[Task to carry out]
Rewrite the data from its first line through the line containing "mobility limit [170,131,177,138]", changing "Ozone-MBE" to "O3-MBE" and leaving everything else as it is.

[Input]

══════

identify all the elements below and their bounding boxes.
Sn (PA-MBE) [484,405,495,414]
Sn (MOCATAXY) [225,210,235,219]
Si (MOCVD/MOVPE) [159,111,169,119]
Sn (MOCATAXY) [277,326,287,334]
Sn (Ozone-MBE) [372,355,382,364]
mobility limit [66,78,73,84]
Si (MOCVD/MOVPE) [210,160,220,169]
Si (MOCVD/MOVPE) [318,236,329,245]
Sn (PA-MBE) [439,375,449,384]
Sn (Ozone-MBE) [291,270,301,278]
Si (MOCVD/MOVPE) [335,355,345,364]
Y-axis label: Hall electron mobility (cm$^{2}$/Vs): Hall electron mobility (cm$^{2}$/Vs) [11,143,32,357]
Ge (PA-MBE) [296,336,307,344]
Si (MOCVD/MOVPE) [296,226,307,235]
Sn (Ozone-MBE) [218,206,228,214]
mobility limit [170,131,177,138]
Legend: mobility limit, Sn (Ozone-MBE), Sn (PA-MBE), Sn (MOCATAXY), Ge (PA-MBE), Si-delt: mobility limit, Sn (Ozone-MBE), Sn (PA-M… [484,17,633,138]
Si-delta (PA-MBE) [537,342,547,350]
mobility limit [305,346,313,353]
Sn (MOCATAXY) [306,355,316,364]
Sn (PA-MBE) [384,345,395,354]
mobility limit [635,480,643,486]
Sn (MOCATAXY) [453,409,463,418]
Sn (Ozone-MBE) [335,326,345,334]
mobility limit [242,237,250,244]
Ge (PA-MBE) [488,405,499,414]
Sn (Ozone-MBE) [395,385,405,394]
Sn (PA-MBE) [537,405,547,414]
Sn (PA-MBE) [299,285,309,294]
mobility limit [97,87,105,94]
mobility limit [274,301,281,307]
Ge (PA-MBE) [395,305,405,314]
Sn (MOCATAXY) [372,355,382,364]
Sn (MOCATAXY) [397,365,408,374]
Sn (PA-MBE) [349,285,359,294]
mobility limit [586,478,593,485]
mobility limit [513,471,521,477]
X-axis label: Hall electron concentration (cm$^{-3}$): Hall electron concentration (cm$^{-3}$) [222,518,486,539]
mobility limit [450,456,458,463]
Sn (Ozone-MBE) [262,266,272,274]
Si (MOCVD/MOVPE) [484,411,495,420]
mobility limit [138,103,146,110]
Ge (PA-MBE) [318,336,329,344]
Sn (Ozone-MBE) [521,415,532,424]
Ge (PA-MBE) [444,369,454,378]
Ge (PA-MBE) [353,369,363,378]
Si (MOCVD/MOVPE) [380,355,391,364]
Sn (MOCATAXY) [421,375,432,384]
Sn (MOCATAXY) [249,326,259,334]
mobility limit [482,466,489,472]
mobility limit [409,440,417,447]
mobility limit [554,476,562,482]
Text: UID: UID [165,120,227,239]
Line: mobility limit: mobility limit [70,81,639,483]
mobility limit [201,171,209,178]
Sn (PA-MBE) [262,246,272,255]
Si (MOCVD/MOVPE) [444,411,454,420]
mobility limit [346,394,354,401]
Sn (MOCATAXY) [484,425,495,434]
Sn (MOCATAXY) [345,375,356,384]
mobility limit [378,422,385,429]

══════

[Exercise result]
identify all the elements below and their bounding boxes.
Sn (PA-MBE) [484,405,495,414]
Sn (MOCATAXY) [225,210,235,219]
Si (MOCVD/MOVPE) [159,111,169,119]
Sn (MOCATAXY) [277,326,287,334]
Sn (O3-MBE) [372,355,382,364]
mobility limit [66,78,73,84]
Si (MOCVD/MOVPE) [210,160,220,169]
Si (MOCVD/MOVPE) [318,236,329,245]
Sn (PA-MBE) [439,375,449,384]
Sn (O3-MBE) [291,270,301,278]
Si (MOCVD/MOVPE) [335,355,345,364]
Y-axis label: Hall electron mobility (cm$^{2}$/Vs): Hall electron mobility (cm$^{2}$/Vs) [11,143,32,357]
Ge (PA-MBE) [296,336,307,344]
Si (MOCVD/MOVPE) [296,226,307,235]
Sn (O3-MBE) [218,206,228,214]
mobility limit [170,131,177,138]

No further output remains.